## Problem requirements
Reproduce every entry that follows verbatim, line by line.

(Items listed in a dataset)

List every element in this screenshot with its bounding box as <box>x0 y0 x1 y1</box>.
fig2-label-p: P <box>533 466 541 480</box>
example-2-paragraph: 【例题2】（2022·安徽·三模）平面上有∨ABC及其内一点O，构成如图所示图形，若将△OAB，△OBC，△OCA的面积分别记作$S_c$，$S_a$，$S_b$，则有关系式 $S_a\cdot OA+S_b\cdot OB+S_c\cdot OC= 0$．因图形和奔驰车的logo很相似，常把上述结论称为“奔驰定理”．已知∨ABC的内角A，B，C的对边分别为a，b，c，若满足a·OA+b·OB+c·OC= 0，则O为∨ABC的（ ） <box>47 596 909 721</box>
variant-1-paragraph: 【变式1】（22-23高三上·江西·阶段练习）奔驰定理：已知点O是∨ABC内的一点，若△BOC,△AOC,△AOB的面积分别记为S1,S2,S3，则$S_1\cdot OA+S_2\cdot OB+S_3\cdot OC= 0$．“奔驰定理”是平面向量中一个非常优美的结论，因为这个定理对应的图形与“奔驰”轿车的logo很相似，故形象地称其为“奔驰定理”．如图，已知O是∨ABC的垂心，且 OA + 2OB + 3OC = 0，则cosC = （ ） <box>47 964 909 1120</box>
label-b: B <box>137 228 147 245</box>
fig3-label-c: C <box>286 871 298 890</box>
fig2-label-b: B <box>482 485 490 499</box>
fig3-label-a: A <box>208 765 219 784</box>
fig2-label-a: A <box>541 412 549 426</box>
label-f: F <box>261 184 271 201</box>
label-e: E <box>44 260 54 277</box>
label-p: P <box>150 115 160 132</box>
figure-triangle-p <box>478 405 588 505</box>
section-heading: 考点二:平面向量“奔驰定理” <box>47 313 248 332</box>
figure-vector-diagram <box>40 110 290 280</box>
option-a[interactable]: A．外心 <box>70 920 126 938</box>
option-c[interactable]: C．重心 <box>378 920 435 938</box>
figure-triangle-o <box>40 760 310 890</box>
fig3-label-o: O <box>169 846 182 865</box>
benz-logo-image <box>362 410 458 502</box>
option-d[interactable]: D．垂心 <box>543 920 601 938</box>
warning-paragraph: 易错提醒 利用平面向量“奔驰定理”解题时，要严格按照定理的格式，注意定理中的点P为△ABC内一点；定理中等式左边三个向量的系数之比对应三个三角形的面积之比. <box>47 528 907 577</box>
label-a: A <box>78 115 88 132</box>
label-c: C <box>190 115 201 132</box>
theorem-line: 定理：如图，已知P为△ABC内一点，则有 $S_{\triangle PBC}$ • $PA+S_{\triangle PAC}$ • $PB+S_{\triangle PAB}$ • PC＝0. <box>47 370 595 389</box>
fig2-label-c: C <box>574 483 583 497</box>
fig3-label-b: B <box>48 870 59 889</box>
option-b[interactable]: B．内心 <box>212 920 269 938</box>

## Solution
List every element in this screenshot with its bounding box as <box>x0 y0 x1 y1</box>.
fig2-label-p: P <box>533 466 541 480</box>
example-2-paragraph: 【例题2】（2022·安徽·三模）平面上有∨ABC及其内一点O，构成如图所示图形，若将△OAB，△OBC，△OCA的面积分别记作$S_c$，$S_a$，$S_b$，则有关系式 $S_a\cdot OA+S_b\cdot OB+S_c\cdot OC= 0$．因图形和奔驰车的logo很相似，常把上述结论称为“奔驰定理”．已知∨ABC的内角A，B，C的对边分别为a，b，c，若满足a·OA+b·OB+c·OC= 0，则O为∨ABC的（ ） <box>47 596 909 721</box>
variant-1-paragraph: 【变式1】（22-23高三上·江西·阶段练习）奔驰定理：已知点O是∨ABC内的一点，若△BOC,△AOC,△AOB的面积分别记为S1,S2,S3，则$S_1\cdot OA+S_2\cdot OB+S_3\cdot OC= 0$．“奔驰定理”是平面向量中一个非常优美的结论，因为这个定理对应的图形与“奔驰”轿车的logo很相似，故形象地称其为“奔驰定理”．如图，已知O是∨ABC的垂心，且 OA + 2OB + 3OC = 0，则cosC = （ ） <box>47 964 909 1120</box>
label-b: B <box>137 228 147 245</box>
fig3-label-c: C <box>286 871 298 890</box>
fig2-label-b: B <box>482 485 490 499</box>
fig3-label-a: A <box>208 765 219 784</box>
fig2-label-a: A <box>541 412 549 426</box>
label-f: F <box>261 184 271 201</box>
label-e: E <box>44 260 54 277</box>
label-p: P <box>150 115 160 132</box>
figure-triangle-p <box>478 405 588 505</box>
section-heading: 考点二:平面向量“奔驰定理” <box>47 313 248 332</box>
figure-vector-diagram <box>40 110 290 280</box>
option-a[interactable]: A．外心 <box>70 920 126 938</box>
option-c[interactable]: C．重心 <box>378 920 435 938</box>
figure-triangle-o <box>40 760 310 890</box>
fig3-label-o: O <box>169 846 182 865</box>
benz-logo-image <box>362 410 458 502</box>
option-d[interactable]: D．垂心 <box>543 920 601 938</box>
warning-paragraph: 易错提醒 利用平面向量“奔驰定理”解题时，要严格按照定理的格式，注意定理中的点P为△ABC内一点；定理中等式左边三个向量的系数之比对应三个三角形的面积之比. <box>47 528 907 577</box>
label-a: A <box>78 115 88 132</box>
label-c: C <box>190 115 201 132</box>
theorem-line: 定理：如图，已知P为△ABC内一点，则有 $S_{\triangle PBC}$ • $PA+S_{\triangle PAC}$ • $PB+S_{\triangle PAB}$ • PC＝0. <box>47 370 595 389</box>
fig2-label-c: C <box>574 483 583 497</box>
fig3-label-b: B <box>48 870 59 889</box>
option-b[interactable]: B．内心 <box>212 920 269 938</box>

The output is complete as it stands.